## Required work
Look through the records that follow. Copy every line containing the word "volume".

## Provided data

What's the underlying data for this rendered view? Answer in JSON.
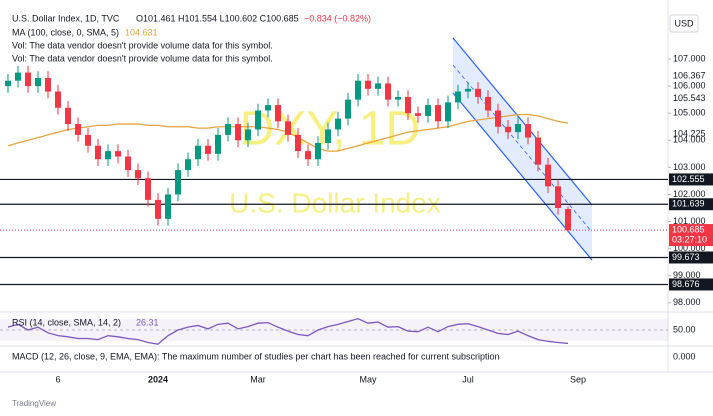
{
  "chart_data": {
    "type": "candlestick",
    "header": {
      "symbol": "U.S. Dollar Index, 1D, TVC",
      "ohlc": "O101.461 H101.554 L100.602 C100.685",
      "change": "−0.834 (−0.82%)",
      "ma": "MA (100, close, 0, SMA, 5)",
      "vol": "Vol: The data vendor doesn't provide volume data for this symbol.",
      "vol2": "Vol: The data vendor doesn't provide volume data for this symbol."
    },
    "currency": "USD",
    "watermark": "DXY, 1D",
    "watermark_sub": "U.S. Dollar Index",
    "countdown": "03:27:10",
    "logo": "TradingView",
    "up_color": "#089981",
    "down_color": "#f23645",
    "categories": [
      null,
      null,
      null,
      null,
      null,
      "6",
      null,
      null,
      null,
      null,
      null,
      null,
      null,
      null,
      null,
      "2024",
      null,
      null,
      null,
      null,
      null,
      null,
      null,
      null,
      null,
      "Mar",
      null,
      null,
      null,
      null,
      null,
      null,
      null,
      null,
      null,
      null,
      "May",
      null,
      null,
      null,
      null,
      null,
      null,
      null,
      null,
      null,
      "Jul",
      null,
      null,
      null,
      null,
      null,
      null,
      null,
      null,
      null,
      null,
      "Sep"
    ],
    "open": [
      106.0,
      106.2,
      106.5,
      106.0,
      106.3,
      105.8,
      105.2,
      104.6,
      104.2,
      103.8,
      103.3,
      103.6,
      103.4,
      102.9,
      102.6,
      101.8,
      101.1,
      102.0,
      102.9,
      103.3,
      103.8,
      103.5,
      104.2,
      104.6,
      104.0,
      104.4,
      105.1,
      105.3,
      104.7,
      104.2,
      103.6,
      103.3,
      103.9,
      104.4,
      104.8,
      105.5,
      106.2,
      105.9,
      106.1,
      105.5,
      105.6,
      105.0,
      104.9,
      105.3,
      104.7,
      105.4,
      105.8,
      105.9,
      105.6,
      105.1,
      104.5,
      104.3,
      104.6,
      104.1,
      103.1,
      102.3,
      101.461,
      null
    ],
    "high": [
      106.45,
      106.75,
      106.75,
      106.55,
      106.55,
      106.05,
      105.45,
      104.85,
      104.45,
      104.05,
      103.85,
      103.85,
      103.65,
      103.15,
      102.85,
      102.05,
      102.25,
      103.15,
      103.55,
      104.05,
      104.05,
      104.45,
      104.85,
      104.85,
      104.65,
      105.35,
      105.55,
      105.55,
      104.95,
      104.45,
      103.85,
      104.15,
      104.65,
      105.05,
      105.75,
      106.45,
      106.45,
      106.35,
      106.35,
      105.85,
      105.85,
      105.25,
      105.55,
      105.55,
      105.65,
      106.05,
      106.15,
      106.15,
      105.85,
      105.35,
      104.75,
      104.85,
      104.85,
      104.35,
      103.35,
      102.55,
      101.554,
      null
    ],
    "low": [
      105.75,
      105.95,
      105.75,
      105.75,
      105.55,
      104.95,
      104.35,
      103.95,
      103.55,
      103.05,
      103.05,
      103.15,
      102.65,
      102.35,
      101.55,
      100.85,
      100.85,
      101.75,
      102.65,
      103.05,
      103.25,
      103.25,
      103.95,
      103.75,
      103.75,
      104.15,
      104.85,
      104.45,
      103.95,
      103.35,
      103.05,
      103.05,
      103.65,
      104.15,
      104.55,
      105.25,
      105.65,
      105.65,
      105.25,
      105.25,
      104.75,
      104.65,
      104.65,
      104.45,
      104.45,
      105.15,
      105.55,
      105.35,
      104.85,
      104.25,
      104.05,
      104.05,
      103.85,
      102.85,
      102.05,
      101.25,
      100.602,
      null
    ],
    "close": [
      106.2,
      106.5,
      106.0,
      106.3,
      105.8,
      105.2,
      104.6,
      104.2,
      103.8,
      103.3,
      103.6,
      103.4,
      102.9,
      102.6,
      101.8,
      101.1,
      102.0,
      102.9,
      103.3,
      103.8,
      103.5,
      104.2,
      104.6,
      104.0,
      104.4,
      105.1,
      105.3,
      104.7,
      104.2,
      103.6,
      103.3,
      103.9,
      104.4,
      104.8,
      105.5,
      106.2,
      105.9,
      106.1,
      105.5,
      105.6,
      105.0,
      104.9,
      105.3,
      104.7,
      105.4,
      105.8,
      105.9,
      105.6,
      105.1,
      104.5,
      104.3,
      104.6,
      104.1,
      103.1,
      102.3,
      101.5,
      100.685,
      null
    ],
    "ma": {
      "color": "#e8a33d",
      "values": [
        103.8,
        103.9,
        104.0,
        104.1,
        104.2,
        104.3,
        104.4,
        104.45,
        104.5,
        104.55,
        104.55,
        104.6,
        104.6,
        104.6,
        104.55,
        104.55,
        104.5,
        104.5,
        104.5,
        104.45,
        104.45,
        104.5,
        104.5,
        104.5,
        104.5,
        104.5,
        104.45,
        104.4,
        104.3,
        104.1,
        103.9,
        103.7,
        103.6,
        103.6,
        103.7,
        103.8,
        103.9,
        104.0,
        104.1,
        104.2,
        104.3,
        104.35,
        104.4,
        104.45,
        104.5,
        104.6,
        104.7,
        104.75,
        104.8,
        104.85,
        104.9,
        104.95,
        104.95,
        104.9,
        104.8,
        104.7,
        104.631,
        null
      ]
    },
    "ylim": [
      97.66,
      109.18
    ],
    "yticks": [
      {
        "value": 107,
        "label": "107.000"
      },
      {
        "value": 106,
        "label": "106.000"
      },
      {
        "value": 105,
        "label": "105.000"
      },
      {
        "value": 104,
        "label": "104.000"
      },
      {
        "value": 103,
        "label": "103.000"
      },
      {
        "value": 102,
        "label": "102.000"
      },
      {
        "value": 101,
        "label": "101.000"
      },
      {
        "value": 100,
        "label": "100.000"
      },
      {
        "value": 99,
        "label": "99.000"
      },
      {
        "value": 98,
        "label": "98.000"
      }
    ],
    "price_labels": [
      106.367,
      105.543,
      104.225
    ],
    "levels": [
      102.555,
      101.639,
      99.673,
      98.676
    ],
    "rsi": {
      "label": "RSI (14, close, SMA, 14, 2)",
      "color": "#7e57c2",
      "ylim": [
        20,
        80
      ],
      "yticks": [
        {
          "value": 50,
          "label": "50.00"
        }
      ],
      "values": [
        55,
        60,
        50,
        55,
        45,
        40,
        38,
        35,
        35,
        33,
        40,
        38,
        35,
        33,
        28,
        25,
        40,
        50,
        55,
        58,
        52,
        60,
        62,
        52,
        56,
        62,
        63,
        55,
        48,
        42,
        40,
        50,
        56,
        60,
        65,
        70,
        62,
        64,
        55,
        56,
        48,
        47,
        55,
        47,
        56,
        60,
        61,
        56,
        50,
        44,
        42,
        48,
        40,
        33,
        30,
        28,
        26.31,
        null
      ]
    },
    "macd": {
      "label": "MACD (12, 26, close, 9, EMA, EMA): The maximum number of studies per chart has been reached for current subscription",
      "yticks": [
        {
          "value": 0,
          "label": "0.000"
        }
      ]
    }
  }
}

...

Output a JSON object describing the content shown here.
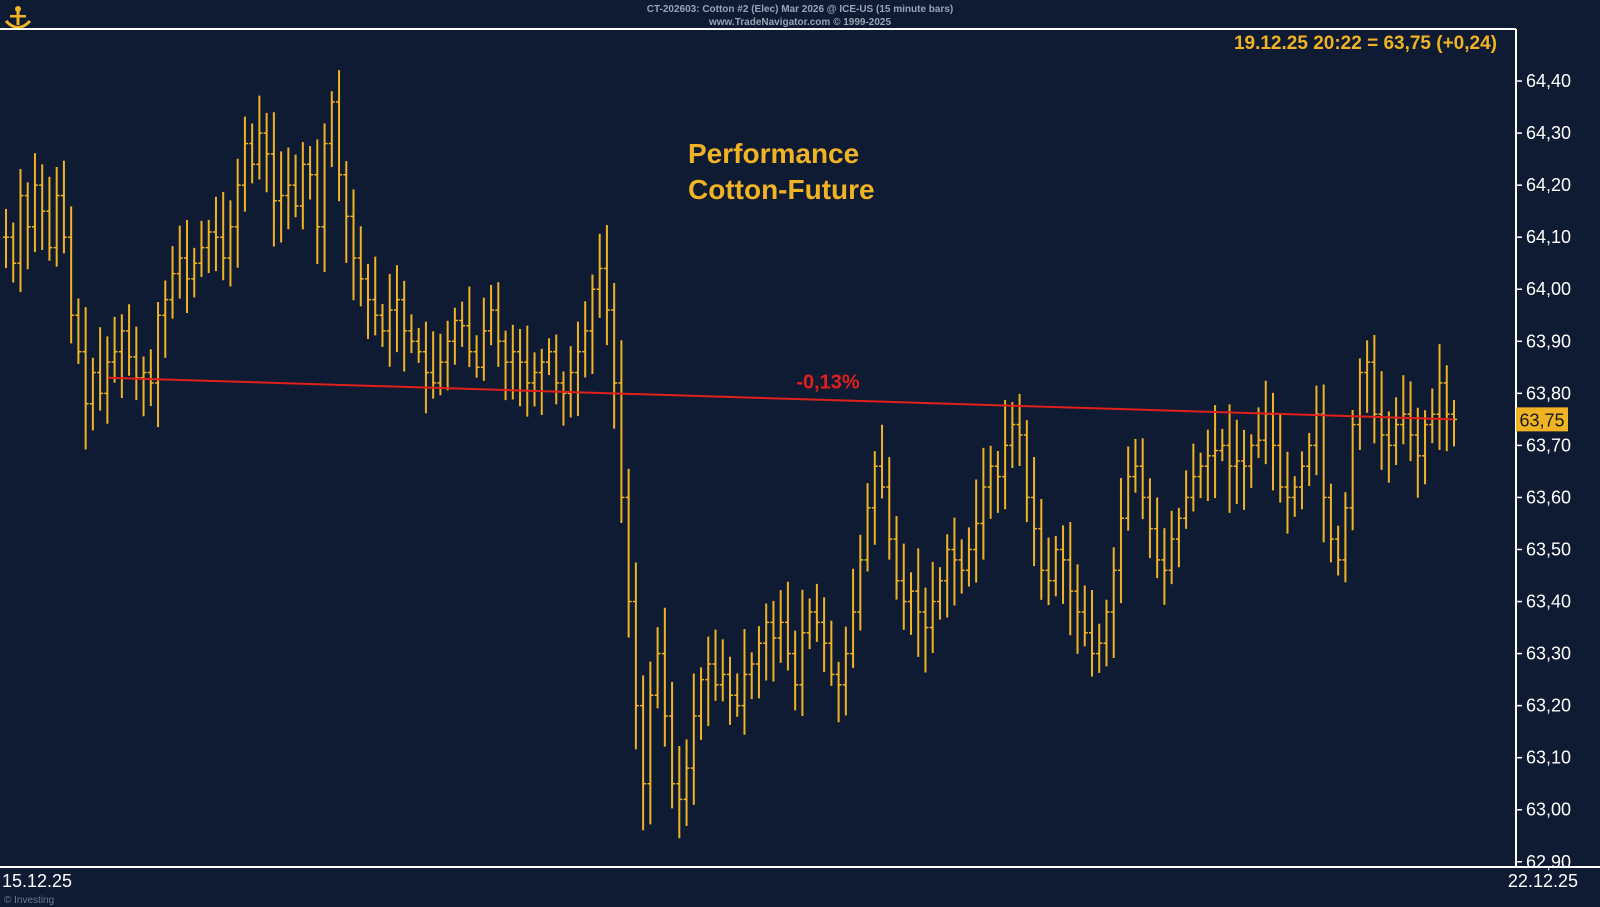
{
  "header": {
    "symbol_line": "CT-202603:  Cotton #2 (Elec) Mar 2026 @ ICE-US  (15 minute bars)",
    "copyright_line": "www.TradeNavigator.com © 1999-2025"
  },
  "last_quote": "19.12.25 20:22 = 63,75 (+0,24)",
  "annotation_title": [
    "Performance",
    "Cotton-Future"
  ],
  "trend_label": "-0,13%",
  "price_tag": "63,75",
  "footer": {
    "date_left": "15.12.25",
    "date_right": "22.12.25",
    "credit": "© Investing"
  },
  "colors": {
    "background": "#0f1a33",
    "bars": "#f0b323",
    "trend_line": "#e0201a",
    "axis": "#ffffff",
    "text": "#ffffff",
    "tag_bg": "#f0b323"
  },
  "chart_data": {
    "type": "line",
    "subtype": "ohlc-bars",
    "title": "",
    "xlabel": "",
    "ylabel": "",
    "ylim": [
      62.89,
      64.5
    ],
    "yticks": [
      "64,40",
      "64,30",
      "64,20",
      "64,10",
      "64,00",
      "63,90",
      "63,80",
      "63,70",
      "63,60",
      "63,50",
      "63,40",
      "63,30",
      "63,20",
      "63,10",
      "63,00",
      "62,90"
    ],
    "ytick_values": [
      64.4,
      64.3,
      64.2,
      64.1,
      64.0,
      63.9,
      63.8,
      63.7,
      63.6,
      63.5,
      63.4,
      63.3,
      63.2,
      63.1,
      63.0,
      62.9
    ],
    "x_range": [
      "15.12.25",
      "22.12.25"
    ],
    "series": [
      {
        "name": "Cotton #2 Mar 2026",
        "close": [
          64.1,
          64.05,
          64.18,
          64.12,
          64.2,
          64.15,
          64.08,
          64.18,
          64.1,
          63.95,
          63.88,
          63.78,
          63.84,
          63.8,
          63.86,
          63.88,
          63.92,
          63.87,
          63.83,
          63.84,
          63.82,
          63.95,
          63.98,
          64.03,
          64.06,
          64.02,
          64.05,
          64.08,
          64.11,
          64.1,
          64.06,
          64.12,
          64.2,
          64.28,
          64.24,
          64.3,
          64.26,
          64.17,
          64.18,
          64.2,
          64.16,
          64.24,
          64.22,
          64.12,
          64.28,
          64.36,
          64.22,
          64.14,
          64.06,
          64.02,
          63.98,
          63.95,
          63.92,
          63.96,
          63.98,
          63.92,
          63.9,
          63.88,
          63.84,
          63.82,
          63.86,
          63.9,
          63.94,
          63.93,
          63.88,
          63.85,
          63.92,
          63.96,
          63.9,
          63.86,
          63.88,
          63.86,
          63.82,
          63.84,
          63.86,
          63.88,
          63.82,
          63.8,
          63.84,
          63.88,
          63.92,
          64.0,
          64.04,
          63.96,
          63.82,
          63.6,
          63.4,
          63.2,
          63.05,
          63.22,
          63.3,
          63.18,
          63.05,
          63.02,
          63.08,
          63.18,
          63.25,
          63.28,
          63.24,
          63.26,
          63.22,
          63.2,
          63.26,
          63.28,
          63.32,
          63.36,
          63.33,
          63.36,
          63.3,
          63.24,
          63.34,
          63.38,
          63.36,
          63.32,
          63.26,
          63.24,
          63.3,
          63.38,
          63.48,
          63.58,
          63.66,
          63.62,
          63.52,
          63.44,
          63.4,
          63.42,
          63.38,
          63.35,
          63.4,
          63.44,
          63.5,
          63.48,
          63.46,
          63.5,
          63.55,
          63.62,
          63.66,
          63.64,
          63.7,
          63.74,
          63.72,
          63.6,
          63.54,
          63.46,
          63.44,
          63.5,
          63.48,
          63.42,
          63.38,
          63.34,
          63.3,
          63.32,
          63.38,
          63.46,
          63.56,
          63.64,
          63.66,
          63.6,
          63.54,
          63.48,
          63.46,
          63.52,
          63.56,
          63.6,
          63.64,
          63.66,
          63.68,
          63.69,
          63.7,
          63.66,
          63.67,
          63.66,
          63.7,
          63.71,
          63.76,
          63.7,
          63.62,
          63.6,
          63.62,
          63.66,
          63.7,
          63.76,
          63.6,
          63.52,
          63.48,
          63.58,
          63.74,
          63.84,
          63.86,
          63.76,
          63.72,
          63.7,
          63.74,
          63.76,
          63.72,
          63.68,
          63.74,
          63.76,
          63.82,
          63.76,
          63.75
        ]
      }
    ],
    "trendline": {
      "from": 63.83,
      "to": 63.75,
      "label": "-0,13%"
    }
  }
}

## Exercise result
      "vol": "Vol: The data vendor doesn't provide volume data for this symbol.",
      "vol2": "Vol: The data vendor doesn't provide volume data for this symbol."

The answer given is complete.